_Given data_
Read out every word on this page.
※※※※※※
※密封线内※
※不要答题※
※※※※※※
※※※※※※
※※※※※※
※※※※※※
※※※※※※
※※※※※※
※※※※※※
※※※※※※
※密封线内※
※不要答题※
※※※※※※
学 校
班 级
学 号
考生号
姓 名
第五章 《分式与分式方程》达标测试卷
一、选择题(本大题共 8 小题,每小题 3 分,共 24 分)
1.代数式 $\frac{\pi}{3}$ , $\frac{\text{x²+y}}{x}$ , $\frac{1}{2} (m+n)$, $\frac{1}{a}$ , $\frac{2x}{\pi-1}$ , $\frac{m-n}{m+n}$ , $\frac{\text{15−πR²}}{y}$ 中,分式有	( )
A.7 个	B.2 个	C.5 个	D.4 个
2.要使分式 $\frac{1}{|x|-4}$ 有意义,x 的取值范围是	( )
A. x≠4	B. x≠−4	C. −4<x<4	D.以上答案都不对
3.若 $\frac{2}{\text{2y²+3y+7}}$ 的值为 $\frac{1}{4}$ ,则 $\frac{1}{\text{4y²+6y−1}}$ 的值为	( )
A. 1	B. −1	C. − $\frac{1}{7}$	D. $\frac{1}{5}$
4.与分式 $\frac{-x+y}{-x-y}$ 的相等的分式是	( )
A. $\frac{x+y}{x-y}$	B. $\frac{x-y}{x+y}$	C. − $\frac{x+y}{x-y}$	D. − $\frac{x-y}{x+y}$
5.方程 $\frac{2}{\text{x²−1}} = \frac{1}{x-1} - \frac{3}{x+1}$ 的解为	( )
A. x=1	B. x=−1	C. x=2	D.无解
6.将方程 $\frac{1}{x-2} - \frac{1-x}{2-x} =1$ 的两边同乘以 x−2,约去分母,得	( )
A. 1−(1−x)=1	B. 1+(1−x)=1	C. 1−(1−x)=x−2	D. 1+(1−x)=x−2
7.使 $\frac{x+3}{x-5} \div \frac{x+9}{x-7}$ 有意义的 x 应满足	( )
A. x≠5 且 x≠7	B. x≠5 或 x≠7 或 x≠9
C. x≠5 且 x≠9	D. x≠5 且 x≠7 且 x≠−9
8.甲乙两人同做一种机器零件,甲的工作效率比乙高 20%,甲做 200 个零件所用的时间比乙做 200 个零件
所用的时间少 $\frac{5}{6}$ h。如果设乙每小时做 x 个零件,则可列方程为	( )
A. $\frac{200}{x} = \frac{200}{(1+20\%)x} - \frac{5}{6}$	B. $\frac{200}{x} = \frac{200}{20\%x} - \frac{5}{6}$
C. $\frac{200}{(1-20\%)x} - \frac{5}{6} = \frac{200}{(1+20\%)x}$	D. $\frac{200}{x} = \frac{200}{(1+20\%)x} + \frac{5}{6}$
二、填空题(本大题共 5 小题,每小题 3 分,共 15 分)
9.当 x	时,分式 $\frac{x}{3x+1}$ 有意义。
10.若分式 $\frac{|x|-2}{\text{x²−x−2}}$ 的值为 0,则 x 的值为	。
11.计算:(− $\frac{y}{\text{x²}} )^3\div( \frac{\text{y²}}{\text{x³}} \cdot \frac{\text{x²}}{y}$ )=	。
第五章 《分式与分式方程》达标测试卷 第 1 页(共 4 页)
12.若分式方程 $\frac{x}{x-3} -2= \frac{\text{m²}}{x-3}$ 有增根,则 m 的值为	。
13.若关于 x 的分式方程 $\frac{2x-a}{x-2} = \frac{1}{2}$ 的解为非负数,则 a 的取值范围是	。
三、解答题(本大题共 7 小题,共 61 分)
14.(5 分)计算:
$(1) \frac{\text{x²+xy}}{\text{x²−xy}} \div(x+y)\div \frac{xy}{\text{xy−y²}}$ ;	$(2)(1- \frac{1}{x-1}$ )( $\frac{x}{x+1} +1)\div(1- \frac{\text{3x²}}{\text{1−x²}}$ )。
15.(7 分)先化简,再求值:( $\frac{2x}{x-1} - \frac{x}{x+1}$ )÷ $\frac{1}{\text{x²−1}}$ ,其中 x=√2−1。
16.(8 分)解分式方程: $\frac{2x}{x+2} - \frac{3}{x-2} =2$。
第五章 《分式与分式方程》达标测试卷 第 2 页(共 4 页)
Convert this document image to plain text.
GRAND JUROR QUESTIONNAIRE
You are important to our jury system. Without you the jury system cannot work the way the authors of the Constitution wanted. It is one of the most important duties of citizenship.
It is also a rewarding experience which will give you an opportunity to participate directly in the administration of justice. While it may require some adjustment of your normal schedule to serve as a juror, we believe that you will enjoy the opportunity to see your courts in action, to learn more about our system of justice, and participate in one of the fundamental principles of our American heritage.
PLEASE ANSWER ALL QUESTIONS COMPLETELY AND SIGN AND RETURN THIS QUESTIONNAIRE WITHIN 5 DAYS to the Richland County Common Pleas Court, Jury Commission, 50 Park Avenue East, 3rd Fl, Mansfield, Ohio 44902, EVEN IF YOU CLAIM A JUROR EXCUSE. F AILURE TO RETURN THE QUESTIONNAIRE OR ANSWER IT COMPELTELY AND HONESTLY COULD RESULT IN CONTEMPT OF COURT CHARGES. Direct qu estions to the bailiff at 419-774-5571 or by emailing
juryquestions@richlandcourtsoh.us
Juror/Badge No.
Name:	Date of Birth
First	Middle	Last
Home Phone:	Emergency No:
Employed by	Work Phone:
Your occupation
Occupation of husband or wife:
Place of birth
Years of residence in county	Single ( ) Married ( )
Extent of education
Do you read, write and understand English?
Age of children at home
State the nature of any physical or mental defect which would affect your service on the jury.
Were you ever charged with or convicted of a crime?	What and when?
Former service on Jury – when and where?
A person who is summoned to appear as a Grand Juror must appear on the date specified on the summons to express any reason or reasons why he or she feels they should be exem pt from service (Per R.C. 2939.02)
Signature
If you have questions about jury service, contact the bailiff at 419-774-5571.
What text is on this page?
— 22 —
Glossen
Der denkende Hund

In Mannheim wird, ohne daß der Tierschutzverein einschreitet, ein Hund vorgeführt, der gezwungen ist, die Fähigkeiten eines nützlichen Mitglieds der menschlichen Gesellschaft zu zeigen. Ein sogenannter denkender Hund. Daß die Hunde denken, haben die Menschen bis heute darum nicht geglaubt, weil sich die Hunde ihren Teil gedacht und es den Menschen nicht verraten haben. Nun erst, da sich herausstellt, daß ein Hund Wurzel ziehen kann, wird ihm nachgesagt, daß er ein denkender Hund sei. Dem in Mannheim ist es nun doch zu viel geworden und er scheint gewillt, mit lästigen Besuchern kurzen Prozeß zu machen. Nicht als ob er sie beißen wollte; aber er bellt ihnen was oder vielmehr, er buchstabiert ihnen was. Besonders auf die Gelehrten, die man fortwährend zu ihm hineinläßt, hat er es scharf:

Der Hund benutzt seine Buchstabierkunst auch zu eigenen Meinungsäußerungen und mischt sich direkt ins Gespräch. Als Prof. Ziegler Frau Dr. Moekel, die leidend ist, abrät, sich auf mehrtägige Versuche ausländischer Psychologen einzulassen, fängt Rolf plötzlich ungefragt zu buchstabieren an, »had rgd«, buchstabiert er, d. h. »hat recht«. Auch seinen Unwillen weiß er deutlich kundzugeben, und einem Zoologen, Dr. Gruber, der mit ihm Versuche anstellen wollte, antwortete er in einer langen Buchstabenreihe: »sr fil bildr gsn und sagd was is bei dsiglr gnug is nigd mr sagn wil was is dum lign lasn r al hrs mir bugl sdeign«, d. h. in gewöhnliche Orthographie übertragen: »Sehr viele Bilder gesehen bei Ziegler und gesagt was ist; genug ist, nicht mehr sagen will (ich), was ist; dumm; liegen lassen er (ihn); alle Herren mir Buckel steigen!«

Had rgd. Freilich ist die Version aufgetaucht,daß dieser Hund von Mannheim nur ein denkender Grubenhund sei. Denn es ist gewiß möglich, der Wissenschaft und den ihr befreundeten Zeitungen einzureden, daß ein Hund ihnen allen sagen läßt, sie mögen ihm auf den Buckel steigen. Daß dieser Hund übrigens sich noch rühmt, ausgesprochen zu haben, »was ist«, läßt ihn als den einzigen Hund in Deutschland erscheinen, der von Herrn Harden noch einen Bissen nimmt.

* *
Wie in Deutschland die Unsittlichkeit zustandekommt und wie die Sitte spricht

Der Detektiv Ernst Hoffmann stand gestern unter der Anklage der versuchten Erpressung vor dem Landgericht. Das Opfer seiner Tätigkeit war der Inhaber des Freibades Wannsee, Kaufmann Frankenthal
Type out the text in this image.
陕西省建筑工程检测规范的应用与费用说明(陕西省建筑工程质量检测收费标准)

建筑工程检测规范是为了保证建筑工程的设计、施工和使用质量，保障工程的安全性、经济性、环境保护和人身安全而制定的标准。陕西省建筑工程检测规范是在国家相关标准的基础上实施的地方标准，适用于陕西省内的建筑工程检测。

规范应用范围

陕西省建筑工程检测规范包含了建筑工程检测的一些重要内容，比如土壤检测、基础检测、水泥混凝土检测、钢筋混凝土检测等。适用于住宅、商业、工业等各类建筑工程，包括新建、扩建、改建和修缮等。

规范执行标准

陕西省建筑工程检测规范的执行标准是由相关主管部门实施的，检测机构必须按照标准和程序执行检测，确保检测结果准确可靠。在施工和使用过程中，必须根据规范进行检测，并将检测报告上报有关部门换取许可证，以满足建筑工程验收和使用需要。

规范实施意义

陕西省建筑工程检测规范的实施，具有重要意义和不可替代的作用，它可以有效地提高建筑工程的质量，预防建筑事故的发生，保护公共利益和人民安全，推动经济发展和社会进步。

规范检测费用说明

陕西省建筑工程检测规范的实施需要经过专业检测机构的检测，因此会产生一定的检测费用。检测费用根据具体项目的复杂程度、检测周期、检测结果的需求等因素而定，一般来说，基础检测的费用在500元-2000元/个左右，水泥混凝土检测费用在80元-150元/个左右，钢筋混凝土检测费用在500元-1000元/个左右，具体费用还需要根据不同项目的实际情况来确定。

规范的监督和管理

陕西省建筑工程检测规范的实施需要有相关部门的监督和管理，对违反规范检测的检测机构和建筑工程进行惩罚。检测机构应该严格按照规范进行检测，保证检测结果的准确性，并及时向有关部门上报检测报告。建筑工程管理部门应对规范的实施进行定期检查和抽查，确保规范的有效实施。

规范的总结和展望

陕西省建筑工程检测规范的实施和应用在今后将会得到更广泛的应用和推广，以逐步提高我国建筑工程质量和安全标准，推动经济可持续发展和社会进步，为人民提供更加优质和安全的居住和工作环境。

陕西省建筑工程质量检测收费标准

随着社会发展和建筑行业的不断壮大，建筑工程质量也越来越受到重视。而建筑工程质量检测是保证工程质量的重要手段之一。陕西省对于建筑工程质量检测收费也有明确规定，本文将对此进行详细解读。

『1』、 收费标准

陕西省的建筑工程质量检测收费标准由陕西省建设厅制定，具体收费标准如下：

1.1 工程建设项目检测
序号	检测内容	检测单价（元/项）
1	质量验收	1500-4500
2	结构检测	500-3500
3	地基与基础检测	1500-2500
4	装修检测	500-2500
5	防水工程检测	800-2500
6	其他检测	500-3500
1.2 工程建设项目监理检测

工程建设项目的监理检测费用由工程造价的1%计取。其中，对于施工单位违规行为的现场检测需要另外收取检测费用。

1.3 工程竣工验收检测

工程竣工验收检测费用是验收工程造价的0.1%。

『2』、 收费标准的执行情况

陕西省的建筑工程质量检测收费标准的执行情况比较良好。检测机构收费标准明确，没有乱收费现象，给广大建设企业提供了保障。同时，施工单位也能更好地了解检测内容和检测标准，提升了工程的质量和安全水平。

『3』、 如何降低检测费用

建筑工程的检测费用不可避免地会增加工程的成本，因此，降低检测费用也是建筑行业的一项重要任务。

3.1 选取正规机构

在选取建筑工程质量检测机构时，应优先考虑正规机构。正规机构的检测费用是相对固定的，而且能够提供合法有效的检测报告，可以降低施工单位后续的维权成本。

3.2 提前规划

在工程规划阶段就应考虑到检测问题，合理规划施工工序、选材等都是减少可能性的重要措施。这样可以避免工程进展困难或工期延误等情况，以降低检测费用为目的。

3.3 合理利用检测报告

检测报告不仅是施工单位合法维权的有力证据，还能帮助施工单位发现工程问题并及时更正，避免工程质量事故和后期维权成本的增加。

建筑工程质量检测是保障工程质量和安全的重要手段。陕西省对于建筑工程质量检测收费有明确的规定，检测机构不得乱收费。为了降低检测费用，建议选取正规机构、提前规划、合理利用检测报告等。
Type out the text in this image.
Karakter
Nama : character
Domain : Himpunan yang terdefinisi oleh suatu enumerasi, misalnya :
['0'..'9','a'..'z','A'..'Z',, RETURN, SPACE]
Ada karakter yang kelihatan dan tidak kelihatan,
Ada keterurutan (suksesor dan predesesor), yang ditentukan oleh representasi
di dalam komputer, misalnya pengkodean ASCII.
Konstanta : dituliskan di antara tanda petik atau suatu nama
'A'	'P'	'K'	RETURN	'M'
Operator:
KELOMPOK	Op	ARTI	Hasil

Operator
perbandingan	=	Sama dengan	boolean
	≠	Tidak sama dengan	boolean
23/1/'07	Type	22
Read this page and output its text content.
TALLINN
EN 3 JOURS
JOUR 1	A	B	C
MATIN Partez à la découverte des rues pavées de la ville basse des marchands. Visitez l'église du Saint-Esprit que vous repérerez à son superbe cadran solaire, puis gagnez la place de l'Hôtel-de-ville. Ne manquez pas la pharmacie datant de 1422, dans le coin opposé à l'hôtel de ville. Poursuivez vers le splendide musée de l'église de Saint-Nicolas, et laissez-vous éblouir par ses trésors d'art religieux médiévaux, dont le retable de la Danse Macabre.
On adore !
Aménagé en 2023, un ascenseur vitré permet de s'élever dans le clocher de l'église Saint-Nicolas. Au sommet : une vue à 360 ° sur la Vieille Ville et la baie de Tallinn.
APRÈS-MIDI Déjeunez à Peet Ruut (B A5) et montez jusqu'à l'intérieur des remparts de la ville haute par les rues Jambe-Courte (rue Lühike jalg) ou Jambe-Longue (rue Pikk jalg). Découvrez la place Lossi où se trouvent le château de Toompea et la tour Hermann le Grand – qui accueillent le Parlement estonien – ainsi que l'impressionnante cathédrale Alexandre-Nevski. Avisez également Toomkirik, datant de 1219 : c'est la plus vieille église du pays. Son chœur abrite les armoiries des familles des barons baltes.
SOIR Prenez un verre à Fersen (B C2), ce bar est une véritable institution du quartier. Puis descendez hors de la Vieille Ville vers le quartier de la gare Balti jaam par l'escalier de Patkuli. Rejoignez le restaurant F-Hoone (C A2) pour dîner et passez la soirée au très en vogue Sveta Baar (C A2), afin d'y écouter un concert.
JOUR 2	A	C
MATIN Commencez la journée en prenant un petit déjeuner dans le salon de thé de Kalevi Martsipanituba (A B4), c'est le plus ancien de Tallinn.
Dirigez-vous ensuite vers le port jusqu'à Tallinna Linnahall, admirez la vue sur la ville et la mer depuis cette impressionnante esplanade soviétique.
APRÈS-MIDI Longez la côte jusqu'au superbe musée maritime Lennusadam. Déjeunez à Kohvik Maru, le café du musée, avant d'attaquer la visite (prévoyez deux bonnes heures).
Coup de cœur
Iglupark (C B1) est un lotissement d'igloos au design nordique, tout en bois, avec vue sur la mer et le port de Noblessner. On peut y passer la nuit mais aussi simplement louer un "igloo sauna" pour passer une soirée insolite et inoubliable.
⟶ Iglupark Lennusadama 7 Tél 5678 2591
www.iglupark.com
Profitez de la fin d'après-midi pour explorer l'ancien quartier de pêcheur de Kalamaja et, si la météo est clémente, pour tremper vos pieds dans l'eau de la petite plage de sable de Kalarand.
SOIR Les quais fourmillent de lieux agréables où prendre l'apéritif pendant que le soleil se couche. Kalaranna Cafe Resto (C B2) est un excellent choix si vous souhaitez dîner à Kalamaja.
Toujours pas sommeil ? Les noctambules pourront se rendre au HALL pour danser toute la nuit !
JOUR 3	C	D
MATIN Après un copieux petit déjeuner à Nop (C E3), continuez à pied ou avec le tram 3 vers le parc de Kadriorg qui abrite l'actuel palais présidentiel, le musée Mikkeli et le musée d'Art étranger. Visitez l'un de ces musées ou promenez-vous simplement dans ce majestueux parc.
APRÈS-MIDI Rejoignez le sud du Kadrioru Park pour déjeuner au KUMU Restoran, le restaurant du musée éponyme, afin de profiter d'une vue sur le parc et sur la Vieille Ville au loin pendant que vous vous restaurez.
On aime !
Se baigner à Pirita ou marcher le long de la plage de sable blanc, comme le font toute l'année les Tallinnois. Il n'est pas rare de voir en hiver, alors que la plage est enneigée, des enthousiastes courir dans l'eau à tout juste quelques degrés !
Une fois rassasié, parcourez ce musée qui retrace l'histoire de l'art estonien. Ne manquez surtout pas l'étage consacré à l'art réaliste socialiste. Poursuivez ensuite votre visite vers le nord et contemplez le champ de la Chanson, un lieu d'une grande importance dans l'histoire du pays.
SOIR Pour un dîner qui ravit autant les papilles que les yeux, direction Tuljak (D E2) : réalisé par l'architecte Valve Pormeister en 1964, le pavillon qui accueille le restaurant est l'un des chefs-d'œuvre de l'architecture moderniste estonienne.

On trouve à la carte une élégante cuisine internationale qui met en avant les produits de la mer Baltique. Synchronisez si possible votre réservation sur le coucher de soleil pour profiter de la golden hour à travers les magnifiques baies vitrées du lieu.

_The task_
Pick out each line above that includes "本大题共" and show it.

_The reply_
一、选择题(本大题共 8 小题,每小题 3 分,共 24 分)
二、填空题(本大题共 5 小题,每小题 3 分,共 15 分)
三、解答题(本大题共 7 小题,共 61 分)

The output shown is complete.